Directive:
Filter the records below for the word "Contains". Copy each line that holds it.

* Begin *

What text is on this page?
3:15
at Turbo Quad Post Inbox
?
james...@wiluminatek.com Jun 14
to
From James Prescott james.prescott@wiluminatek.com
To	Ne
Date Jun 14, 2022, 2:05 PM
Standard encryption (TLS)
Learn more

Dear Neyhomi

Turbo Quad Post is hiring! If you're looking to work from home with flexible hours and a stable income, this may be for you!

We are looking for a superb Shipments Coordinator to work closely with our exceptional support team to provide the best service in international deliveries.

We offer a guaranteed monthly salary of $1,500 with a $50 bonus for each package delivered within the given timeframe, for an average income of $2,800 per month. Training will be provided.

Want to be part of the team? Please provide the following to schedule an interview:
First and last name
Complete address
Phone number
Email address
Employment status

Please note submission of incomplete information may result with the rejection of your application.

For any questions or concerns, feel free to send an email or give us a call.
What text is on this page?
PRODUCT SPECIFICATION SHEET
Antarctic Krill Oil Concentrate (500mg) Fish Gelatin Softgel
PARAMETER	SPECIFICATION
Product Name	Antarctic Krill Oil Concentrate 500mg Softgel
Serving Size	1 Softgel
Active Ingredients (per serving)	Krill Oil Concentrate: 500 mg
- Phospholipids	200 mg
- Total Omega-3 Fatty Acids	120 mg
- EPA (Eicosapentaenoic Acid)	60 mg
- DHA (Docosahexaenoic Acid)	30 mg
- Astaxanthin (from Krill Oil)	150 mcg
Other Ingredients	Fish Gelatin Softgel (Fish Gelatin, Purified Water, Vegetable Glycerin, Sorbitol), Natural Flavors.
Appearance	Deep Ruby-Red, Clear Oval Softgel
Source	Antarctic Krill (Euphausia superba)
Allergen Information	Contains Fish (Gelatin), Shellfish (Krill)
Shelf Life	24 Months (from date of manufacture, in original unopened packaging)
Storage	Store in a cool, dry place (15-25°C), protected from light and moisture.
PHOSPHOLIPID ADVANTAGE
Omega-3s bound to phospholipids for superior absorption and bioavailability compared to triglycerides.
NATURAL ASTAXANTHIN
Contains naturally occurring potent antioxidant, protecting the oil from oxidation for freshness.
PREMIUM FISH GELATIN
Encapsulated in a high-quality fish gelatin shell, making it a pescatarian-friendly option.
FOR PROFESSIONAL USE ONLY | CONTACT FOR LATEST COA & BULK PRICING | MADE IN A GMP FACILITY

* End *

Written answer:
Allergen Information	Contains Fish (Gelatin), Shellfish (Krill)
Contains naturally occurring potent antioxidant, protecting the oil from oxidation for freshness.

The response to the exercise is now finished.